Output all of the records exactly as written.

+---+

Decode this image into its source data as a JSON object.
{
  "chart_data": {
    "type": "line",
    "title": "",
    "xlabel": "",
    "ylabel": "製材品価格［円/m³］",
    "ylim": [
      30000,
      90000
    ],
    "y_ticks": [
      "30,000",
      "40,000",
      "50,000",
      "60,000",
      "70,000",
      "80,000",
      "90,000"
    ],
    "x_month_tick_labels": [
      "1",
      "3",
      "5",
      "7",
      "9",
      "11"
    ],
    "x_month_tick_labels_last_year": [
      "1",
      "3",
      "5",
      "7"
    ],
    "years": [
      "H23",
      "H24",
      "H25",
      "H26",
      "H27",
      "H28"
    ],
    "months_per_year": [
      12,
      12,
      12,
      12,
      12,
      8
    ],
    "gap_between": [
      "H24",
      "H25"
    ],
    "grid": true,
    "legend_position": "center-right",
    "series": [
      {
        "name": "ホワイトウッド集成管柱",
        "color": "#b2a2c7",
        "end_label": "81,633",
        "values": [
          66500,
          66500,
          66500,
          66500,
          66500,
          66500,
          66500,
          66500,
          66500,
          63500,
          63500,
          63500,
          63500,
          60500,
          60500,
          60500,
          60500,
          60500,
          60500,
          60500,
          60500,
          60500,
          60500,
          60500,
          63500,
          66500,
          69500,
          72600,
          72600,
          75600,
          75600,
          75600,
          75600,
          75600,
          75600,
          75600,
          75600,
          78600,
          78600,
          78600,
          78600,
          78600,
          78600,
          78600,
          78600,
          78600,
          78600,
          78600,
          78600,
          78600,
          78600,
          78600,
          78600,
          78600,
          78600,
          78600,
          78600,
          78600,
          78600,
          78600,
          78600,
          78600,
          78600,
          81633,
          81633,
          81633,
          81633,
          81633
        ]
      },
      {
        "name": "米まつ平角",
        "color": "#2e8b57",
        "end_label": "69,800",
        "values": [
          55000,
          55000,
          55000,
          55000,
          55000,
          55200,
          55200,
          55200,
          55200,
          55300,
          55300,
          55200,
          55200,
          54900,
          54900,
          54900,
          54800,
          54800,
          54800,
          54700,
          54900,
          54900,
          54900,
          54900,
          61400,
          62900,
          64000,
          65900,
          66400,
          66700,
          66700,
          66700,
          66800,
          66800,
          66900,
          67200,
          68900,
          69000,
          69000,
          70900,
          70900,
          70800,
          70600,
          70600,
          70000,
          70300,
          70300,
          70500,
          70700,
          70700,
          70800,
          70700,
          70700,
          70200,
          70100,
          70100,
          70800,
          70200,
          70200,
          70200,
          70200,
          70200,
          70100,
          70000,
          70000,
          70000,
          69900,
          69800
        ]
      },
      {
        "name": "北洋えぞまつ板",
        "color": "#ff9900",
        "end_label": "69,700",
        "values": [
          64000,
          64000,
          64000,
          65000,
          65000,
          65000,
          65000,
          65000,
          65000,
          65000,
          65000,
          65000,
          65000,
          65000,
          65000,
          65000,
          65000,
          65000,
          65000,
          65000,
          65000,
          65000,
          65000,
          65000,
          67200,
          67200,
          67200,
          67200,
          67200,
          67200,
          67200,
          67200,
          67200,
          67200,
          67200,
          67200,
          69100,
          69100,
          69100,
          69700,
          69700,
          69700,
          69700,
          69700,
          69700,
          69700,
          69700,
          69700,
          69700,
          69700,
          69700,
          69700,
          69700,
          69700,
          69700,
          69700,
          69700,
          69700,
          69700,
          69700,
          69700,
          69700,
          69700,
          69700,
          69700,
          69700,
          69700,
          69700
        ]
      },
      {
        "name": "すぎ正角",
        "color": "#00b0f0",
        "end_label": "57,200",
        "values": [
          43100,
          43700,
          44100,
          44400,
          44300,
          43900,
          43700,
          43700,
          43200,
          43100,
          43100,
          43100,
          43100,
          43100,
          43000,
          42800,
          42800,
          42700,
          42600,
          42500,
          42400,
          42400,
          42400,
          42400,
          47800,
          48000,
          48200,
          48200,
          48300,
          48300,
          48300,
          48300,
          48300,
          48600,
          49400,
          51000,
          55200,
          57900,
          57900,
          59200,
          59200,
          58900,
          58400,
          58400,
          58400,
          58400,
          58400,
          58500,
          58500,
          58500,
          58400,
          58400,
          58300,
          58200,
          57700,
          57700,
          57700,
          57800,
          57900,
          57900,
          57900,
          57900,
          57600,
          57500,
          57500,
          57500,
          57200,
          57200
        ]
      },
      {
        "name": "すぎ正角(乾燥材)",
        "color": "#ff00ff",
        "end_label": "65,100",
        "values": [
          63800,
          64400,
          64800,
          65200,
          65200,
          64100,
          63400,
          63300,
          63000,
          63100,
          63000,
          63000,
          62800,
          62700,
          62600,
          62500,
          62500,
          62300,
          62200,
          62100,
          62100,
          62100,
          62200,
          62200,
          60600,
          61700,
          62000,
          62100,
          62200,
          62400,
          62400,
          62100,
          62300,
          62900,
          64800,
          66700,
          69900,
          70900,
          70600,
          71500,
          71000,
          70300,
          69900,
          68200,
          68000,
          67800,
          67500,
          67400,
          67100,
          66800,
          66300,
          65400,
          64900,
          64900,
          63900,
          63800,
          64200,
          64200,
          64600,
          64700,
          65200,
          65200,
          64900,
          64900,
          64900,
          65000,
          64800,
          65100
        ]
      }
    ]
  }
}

+---+

• RESPONSE TO THIS EXERCISE
Decode this image into its source data as a JSON object.
{
  "chart_data": {
    "type": "line",
    "title": "",
    "xlabel": "",
    "ylabel": "製材品価格［円/m³］",
    "ylim": [
      30000,
      90000
    ],
    "y_ticks": [
      "30,000",
      "40,000",
      "50,000",
      "60,000",
      "70,000",
      "80,000",
      "90,000"
    ],
    "x_month_tick_labels": [
      "1",
      "3",
      "5",
      "7",
      "9",
      "11"
    ],
    "x_month_tick_labels_last_year": [
      "1",
      "3",
      "5",
      "7"
    ],
    "years": [
      "H23",
      "H24",
      "H25",
      "H26",
      "H27",
      "H28"
    ],
    "months_per_year": [
      12,
      12,
      12,
      12,
      12,
      8
    ],
    "gap_between": [
      "H24",
      "H25"
    ],
    "grid": true,
    "legend_position": "center-right",
    "series": [
      {
        "name": "ホワイトウッド集成管柱",
        "color": "#b2a2c7",
        "end_label": "81,633",
        "values": [
          66500,
          66500,
          66500,
          66500,
          66500,
          66500,
          66500,
          66500,
          66500,
          63500,
          63500,
          63500,
          63500,
          60500,
          60500,
          60500,
          60500,
          60500,
          60500,
          60500,
          60500,
          60500,
          60500,
          60500,
          63500,
          66500,
          69500,
          72600,
          72600,
          75600,
          75600,
          75600,
          75600,
          75600,
          75600,
          75600,
          75600,
          78600,
          78600,
          78600,
          78600,
          78600,
          78600,
          78600,
          78600,
          78600,
          78600,
          78600,
          78600,
          78600,
          78600,
          78600,
          78600,
          78600,
          78600,
          78600,
          78600,
          78600,
          78600,
          78600,
          78600,
          78600,
          78600,
          81633,
          81633,
          81633,
          81633,
          81633
        ]
      },
      {
        "name": "米まつ平角",
        "color": "#2e8b57",
        "end_label": "69,800",
        "values": [
          55000,
          55000,
          55000,
          55000,
          55000,
          55200,
          55200,
          55200,
          55200,
          55300,
          55300,
          55200,
          55200,
          54900,
          54900,
          54900,
          54800,
          54800,
          54800,
          54700,
          54900,
          54900,
          54900,
          54900,
          61400,
          62900,
          64000,
          65900,
          66400,
          66700,
          66700,
          66700,
          66800,
          66800,
          66900,
          67200,
          68900,
          69000,
          69000,
          70900,
          70900,
          70800,
          70600,
          70600,
          70000,
          70300,
          70300,
          70500,
          70700,
          70700,
          70800,
          70700,
          70700,
          70200,
          70100,
          70100,
          70800,
          70200,
          70200,
          70200,
          70200,
          70200,
          70100,
          70000,
          70000,
          70000,
          69900,
          69800
        ]
      },
      {
        "name": "北洋えぞまつ板",
        "color": "#ff9900",
        "end_label": "69,700",
        "values": [
          64000,
          64000,
          64000,
          65000,
          65000,
          65000,
          65000,
          65000,
          65000,
          65000,
          65000,
          65000,
          65000,
          65000,
          65000,
          65000,
          65000,
          65000,
          65000,
          65000,
          65000,
          65000,
          65000,
          65000,
          67200,
          67200,
          67200,
          67200,
          67200,
          67200,
          67200,
          67200,
          67200,
          67200,
          67200,
          67200,
          69100,
          69100,
          69100,
          69700,
          69700,
          69700,
          69700,
          69700,
          69700,
          69700,
          69700,
          69700,
          69700,
          69700,
          69700,
          69700,
          69700,
          69700,
          69700,
          69700,
          69700,
          69700,
          69700,
          69700,
          69700,
          69700,
          69700,
          69700,
          69700,
          69700,
          69700,
          69700
        ]
      },
      {
        "name": "すぎ正角",
        "color": "#00b0f0",
        "end_label": "57,200",
        "values": [
          43100,
          43700,
          44100,
          44400,
          44300,
          43900,
          43700,
          43700,
          43200,
          43100,
          43100,
          43100,
          43100,
          43100,
          43000,
          42800,
          42800,
          42700,
          42600,
          42500,
          42400,
          42400,
          42400,
          42400,
          47800,
          48000,
          48200,
          48200,
          48300,
          48300,
          48300,
          48300,
          48300,
          48600,
          49400,
          51000,
          55200,
          57900,
          57900,
          59200,
          59200,
          58900,
          58400,
          58400,
          58400,
          58400,
          58400,
          58500,
          58500,
          58500,
          58400,
          58400,
          58300,
          58200,
          57700,
          57700,
          57700,
          57800,
          57900,
          57900,
          57900,
          57900,
          57600,
          57500,
          57500,
          57500,
          57200,
          57200
        ]
      },
      {
        "name": "すぎ正角(乾燥材)",
        "color": "#ff00ff",
        "end_label": "65,100",
        "values": [
          63800,
          64400,
          64800,
          65200,
          65200,
          64100,
          63400,
          63300,
          63000,
          63100,
          63000,
          63000,
          62800,
          62700,
          62600,
          62500,
          62500,
          62300,
          62200,
          62100,
          62100,
          62100,
          62200,
          62200,
          60600,
          61700,
          62000,
          62100,
          62200,
          62400,
          62400,
          62100,
          62300,
          62900,
          64800,
          66700,
          69900,
          70900,
          70600,
          71500,
          71000,
          70300,
          69900,
          68200,
          68000,
          67800,
          67500,
          67400,
          67100,
          66800,
          66300,
          65400,
          64900,
          64900,
          63900,
          63800,
          64200,
          64200,
          64600,
          64700,
          65200,
          65200,
          64900,
          64900,
          64900,
          65000,
          64800,
          65100
        ]
      }
    ]
  }
}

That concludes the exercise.